***** PROVIDED RECORDS

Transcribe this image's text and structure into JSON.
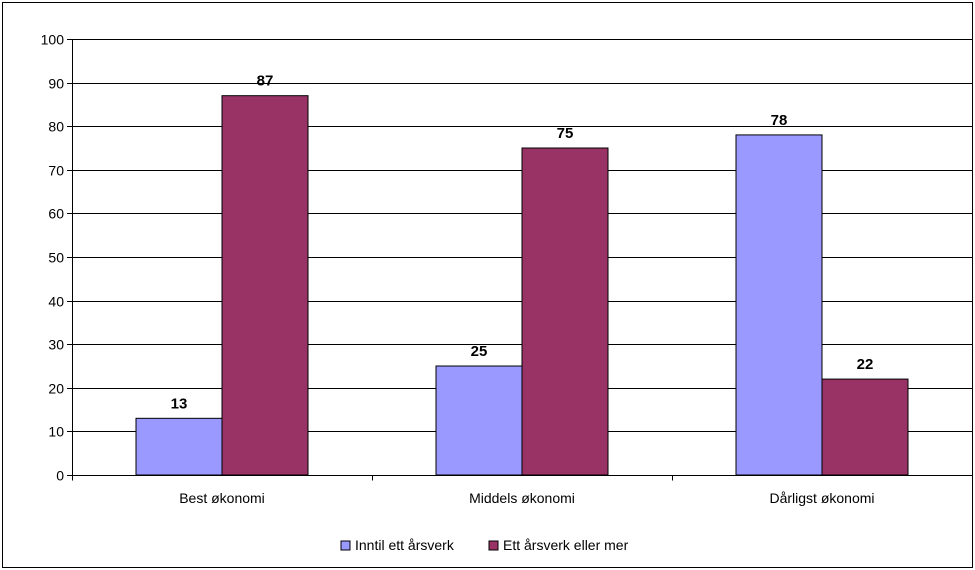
{
  "chart_data": {
    "type": "bar",
    "categories": [
      "Best økonomi",
      "Middels økonomi",
      "Dårligst økonomi"
    ],
    "series": [
      {
        "name": "Inntil ett årsverk",
        "values": [
          13,
          25,
          78
        ],
        "color": "#9999FF"
      },
      {
        "name": "Ett årsverk eller mer",
        "values": [
          87,
          75,
          22
        ],
        "color": "#993366"
      }
    ],
    "yticks": [
      "0",
      "10",
      "20",
      "30",
      "40",
      "50",
      "60",
      "70",
      "80",
      "90",
      "100"
    ],
    "ylim": [
      0,
      100
    ],
    "grid": true,
    "legend_position": "bottom-center",
    "data_labels": true
  }
}
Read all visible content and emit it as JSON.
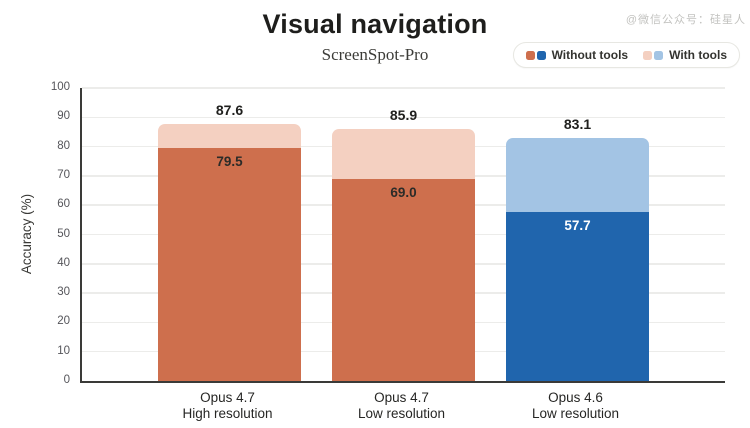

**********

_GOAL_
Leave the images out, please, and restate each line word for word.

_OUTPUT OF THE EXERCISE_
Transcribe this image's text and structure into JSON.
{
  "chart_data": {
    "type": "bar",
    "categories": [
      "Best økonomi",
      "Middels økonomi",
      "Dårligst økonomi"
    ],
    "series": [
      {
        "name": "Inntil ett årsverk",
        "values": [
          13,
          25,
          78
        ],
        "color": "#9999FF"
      },
      {
        "name": "Ett årsverk eller mer",
        "values": [
          87,
          75,
          22
        ],
        "color": "#993366"
      }
    ],
    "yticks": [
      "0",
      "10",
      "20",
      "30",
      "40",
      "50",
      "60",
      "70",
      "80",
      "90",
      "100"
    ],
    "ylim": [
      0,
      100
    ],
    "grid": true,
    "legend_position": "bottom-center",
    "data_labels": true
  }
}
Read all visible content and emit it as JSON.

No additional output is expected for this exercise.